◆ Document extract:
Language problems in access to public health care in the Brussels-Capital region in Belgium
- Author(s):
- Parliamentary Assembly
- Origin
- Assembly debate on 7 October 2005 (32nd Sitting) (see Doc. 10648, report of the Social, Health and Family Affairs Committee, rapporteur: Mrs Cliveti) and Doc. 10680, opinion of the Committee on Legal Affairs and Human Rights, rapporteur: Mr Cilevics). Text adopted by the Assembly on 7 October 2005 (32nd Sitting).
- Thesaurus
1. Language being an important factor in the quality of health care, it is indispensable that there is satisfactory understanding between the patient and medical and nursing staff to avoid compromising the efficacy of medical care, which absolutely must remain a priority. Leaving medical and humanist considerations aside, effective communication between patient and doctor in Belgium is presupposed in the current legislation and case law in the law on patients’ rights which entered into force on 6 October 2002.
2. At the same time, access to health care and language problems in the Brussels-Capital region must be considered in the general context of Belgium’s constitutional development and its complex language situation, which is the result of historical events and compromises reached through lengthy negotiations.
3. After several successive legislative and constitutional reforms, starting in the early 1960s, Belgium has changed from a decentralised unitary structure into a federal state composed of three communities, three regions and four language regions (three monolingual and one bilingual).
4. The Brussels public hospitals operate under local authority supervision and are subject to fairly strict rules on bilingualism. Numerous administrative, political and judicial controls are carried out to ensure that these rules are effectively applied. In practice, however, strict application of these rules is not always easy to guarantee, for the following reasons in particular:
4.1 the general level of bilingualism unfortunately remains rather low in the Brussels region;
4.2 there is strong competition to recruit qualified staff due to the attraction exerted by the hospitals located in Flemish Brabant.
5. The solution to the problem evidently lies not in a reform of the language legislation, but rather in enforcement of the provisions of the legislation on language use in administrative matters.
6. The Parliamentary Assembly considers that language problems in access to health care in the Brussels-Capital region can only be solved if all the efforts currently being made to create all the conditions for a strengthening of bilingualism in Brussels hospitals are continued in the same spirit of goodwill, openness, tolerance, pragmatism and flexibility so as to foster peaceful cohabitation of the different language groups.

◆ Data extracts:
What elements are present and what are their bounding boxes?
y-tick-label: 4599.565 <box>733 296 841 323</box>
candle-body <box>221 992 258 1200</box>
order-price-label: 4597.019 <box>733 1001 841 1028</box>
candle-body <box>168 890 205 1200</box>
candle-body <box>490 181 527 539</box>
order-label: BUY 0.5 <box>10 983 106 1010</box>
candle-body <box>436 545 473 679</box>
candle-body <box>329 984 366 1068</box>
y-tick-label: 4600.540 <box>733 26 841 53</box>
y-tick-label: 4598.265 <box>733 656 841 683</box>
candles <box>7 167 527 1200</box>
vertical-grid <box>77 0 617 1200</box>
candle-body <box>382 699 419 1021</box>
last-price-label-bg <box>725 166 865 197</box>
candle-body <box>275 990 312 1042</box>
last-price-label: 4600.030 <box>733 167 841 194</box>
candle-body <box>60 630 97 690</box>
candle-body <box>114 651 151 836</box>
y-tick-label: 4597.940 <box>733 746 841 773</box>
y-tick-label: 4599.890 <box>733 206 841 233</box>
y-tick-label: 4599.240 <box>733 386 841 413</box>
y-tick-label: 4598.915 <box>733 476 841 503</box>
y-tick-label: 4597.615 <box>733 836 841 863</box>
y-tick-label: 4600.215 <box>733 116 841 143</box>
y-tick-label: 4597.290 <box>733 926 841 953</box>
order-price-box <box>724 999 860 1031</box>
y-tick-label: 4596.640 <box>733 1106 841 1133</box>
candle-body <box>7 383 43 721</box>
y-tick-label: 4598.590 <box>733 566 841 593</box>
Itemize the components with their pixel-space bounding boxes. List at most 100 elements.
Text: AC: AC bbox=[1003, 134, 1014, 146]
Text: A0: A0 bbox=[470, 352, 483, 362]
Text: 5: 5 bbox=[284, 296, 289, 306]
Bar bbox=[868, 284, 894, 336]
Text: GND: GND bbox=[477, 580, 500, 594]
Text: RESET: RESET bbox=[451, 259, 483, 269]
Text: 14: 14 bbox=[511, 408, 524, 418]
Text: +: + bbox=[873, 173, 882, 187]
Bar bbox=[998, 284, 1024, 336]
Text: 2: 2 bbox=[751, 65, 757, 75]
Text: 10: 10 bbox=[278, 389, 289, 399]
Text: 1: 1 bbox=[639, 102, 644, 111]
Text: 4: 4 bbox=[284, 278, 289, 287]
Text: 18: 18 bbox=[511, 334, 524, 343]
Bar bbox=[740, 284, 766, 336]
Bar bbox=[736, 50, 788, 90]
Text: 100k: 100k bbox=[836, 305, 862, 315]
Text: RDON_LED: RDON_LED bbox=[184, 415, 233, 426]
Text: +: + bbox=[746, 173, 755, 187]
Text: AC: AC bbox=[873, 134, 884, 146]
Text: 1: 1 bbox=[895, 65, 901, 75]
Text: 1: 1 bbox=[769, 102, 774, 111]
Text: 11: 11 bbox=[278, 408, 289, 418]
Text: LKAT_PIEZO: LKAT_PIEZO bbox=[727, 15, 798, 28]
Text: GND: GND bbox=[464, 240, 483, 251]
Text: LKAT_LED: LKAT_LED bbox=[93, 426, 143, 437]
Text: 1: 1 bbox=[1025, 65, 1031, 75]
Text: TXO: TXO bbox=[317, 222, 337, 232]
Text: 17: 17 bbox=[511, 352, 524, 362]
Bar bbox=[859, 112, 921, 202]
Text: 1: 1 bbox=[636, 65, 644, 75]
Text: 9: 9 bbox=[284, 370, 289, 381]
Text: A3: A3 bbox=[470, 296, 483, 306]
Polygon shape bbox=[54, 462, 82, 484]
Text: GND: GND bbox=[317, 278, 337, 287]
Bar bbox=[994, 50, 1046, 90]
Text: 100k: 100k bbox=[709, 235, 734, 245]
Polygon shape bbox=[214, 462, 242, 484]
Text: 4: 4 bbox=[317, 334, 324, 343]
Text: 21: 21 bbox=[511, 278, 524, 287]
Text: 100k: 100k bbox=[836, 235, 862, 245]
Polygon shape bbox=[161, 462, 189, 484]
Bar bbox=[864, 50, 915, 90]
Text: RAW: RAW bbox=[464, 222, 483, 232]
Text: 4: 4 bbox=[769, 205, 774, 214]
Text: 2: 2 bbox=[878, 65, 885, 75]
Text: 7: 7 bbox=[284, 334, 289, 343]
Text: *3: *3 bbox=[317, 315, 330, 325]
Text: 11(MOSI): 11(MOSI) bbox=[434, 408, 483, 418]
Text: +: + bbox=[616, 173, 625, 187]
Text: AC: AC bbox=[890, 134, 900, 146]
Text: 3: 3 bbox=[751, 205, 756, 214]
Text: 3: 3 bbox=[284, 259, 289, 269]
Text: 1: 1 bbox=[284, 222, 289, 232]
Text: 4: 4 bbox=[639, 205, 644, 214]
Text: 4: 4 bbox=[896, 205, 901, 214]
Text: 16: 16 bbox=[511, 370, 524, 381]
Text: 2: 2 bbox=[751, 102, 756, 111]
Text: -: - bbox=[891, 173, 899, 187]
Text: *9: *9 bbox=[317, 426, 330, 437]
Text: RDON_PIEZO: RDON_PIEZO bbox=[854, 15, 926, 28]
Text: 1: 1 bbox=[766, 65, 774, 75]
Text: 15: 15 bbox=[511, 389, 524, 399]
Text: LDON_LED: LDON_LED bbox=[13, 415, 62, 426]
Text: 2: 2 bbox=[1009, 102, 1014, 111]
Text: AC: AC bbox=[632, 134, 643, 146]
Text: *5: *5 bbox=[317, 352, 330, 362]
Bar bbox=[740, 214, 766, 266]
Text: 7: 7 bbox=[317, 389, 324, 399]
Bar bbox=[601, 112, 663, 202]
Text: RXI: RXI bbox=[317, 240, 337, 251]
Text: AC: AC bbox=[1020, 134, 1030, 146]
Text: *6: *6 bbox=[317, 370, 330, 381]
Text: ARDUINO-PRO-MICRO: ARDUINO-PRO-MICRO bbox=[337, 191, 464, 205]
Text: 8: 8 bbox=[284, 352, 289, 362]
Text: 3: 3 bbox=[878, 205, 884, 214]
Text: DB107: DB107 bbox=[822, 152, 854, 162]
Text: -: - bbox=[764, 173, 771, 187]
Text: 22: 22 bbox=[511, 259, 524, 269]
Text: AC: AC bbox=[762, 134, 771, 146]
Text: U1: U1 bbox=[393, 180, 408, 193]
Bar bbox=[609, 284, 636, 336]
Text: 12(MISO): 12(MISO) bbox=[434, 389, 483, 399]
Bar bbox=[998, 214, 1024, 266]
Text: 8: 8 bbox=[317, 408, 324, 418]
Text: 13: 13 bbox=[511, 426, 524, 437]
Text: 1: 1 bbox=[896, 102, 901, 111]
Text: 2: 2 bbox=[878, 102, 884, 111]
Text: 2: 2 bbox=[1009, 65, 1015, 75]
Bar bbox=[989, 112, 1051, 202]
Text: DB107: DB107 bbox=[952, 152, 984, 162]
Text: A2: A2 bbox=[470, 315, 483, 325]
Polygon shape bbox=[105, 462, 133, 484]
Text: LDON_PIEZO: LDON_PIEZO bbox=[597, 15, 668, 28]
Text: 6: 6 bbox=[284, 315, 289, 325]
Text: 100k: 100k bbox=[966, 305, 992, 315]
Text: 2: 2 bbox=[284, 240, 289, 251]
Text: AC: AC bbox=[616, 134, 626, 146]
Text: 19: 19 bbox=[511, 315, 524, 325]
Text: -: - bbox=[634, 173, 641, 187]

◆ Required work:
In the resolution on language problems in Brussels health care, rewrite the paragraph that begins "Language being an important factor" as a short list that keeps its main facts.

◆ Exercise solution:
- Language is an important factor in the quality of health care.
- Patients and medical and nursing staff must understand each other satisfactorily so that the efficacy of medical care, which must remain a priority, is not compromised.
- Apart from medical and humanist considerations, Belgium's current legislation and case law presuppose effective communication between patient and doctor in the law on patients' rights, which entered into force on 6 October 2002.